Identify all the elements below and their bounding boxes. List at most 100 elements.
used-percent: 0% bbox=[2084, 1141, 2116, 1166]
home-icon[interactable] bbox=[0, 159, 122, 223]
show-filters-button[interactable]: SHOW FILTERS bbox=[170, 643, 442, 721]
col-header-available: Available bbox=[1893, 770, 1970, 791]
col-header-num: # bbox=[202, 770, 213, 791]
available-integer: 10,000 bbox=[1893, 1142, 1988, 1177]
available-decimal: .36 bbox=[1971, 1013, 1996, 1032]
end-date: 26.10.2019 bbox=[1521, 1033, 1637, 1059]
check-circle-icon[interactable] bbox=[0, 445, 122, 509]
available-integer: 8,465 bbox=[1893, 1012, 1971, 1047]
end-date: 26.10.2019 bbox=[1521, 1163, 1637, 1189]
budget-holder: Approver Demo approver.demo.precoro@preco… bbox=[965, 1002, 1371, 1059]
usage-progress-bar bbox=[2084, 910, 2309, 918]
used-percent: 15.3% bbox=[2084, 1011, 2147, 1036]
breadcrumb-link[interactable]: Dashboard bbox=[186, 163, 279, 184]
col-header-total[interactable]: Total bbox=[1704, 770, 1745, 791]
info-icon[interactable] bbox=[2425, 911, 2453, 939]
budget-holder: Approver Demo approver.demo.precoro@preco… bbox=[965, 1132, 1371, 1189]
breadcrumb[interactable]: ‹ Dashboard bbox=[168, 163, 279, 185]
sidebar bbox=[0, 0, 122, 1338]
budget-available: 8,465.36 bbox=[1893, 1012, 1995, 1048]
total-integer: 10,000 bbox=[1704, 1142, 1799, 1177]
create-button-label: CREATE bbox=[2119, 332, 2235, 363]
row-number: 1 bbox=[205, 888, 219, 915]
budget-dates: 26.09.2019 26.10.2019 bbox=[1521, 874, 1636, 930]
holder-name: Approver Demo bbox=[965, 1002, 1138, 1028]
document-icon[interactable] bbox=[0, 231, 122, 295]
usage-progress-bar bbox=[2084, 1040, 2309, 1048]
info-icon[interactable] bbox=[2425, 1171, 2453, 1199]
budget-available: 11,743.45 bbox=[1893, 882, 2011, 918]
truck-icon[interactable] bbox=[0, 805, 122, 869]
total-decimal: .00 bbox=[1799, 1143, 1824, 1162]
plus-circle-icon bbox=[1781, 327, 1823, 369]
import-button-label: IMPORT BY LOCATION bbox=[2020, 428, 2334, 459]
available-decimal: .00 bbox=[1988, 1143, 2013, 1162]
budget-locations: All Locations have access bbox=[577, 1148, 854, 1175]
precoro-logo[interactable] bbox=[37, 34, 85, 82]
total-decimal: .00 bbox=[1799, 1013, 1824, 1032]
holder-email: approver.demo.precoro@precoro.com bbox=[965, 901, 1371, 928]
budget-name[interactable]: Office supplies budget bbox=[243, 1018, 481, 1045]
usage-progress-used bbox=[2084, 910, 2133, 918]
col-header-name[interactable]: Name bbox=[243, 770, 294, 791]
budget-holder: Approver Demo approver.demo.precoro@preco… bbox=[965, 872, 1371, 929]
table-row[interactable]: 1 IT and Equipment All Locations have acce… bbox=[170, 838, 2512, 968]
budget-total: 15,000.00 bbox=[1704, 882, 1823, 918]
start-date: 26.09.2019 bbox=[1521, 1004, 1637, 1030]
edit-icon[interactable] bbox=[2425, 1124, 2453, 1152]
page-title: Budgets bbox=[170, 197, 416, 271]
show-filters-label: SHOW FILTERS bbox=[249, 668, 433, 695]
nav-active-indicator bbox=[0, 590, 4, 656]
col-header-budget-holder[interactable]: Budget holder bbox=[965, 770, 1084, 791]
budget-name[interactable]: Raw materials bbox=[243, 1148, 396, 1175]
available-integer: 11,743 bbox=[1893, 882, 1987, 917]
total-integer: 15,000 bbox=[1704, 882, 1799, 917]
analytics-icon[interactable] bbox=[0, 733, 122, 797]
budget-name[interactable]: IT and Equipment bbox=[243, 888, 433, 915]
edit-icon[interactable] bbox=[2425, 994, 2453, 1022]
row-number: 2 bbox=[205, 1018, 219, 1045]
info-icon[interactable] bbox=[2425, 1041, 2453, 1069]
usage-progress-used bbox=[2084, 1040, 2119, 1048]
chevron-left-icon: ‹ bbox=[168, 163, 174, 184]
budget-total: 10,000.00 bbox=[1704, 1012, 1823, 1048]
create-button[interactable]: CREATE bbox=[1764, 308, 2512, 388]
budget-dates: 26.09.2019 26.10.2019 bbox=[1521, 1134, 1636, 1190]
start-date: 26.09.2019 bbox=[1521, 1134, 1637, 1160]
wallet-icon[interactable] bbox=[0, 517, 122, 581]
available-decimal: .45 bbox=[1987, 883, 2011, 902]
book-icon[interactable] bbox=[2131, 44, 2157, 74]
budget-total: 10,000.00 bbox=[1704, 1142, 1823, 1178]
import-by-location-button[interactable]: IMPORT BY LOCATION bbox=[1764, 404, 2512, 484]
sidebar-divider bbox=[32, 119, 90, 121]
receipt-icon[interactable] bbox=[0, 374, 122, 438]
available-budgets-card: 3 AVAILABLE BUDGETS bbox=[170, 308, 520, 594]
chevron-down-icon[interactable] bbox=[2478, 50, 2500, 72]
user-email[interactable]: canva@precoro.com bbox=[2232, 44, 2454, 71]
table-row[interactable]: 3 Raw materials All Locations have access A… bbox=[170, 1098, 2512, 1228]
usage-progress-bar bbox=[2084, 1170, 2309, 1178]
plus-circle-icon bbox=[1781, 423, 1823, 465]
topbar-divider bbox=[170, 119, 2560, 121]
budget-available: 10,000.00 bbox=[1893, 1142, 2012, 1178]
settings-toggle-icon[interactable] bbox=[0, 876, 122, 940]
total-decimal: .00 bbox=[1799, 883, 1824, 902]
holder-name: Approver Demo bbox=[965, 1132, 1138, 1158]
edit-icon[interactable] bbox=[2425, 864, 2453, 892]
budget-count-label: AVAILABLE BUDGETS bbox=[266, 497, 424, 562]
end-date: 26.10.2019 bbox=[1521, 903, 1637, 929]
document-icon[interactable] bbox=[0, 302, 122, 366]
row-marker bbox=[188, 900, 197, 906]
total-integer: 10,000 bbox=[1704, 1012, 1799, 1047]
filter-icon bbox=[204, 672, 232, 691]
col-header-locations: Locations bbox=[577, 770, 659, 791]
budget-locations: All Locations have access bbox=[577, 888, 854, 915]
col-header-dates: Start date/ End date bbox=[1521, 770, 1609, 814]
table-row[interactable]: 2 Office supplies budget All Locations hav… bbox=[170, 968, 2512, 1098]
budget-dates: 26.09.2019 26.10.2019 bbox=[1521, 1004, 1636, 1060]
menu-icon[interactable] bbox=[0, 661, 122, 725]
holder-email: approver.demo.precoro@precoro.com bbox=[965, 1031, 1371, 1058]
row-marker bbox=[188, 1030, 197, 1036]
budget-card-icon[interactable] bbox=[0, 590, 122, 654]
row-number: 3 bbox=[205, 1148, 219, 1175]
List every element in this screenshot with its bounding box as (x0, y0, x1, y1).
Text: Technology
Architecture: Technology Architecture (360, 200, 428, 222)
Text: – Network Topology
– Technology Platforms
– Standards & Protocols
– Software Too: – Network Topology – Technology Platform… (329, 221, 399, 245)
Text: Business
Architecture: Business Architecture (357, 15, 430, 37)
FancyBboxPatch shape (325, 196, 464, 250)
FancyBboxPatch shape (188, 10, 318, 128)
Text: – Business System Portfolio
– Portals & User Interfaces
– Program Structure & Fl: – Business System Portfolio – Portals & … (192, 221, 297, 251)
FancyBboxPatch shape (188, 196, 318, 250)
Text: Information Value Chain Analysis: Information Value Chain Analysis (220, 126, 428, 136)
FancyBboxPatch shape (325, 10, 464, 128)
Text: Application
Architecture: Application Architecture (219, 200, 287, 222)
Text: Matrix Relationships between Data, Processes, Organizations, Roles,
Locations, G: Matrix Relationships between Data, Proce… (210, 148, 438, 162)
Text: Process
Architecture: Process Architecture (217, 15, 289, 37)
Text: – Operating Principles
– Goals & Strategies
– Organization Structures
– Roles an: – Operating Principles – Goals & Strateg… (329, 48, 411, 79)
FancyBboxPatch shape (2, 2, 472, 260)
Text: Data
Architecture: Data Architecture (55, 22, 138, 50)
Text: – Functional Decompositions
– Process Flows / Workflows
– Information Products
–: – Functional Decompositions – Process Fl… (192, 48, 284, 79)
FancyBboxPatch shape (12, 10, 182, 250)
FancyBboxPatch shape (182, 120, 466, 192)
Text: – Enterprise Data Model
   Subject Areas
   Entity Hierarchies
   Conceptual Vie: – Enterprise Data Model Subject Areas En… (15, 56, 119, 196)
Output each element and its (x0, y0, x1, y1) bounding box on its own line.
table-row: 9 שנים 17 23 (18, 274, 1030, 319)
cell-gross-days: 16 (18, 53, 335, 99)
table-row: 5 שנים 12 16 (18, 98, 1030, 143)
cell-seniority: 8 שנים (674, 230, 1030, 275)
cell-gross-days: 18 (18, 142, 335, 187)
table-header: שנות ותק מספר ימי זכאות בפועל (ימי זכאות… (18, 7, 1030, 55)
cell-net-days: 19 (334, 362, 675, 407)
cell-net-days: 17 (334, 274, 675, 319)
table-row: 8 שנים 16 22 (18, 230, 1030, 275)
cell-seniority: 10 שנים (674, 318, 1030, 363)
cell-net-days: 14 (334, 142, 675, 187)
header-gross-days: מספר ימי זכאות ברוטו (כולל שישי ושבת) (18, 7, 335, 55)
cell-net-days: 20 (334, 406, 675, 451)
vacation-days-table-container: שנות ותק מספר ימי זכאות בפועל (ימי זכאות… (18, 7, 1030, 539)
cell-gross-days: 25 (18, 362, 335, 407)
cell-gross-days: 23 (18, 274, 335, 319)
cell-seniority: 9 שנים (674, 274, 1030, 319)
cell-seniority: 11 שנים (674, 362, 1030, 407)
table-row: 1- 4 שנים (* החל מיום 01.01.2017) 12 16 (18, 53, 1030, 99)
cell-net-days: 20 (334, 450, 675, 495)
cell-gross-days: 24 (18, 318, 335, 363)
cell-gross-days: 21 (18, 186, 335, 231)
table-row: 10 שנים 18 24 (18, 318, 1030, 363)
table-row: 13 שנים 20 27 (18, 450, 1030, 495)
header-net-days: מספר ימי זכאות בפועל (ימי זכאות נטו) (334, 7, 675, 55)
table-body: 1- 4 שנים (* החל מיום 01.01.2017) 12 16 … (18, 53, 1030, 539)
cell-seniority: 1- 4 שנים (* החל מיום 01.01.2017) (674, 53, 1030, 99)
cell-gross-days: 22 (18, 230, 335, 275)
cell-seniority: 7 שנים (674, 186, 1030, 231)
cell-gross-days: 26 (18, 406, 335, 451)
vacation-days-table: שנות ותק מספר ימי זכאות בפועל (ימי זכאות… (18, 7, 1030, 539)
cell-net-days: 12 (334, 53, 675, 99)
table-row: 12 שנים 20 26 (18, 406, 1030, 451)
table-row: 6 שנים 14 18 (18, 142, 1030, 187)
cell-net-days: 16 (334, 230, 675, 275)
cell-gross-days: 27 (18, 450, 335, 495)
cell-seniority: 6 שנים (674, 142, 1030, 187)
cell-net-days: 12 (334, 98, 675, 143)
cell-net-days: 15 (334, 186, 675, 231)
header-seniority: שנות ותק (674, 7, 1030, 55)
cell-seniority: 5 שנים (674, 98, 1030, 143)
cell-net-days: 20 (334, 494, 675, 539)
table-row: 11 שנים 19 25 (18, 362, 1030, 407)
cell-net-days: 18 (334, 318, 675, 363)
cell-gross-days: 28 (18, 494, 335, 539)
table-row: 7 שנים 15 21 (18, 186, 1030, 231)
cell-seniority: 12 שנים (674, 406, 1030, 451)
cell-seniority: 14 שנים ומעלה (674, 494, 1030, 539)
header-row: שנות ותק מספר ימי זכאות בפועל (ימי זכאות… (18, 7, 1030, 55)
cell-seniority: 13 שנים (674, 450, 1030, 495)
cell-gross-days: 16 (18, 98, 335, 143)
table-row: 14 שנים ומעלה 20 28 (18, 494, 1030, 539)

★ ★ ★

What the task asks:
Please copy the lines word for word, from the first line through the line containing "available-decimal: .36 bbox=[1971, 1013, 1996, 1032]", with both of those lines included.

Result for this exercise:
Identify all the elements below and their bounding boxes. List at most 100 elements.
used-percent: 0% bbox=[2084, 1141, 2116, 1166]
home-icon[interactable] bbox=[0, 159, 122, 223]
show-filters-button[interactable]: SHOW FILTERS bbox=[170, 643, 442, 721]
col-header-available: Available bbox=[1893, 770, 1970, 791]
col-header-num: # bbox=[202, 770, 213, 791]
available-integer: 10,000 bbox=[1893, 1142, 1988, 1177]
available-decimal: .36 bbox=[1971, 1013, 1996, 1032]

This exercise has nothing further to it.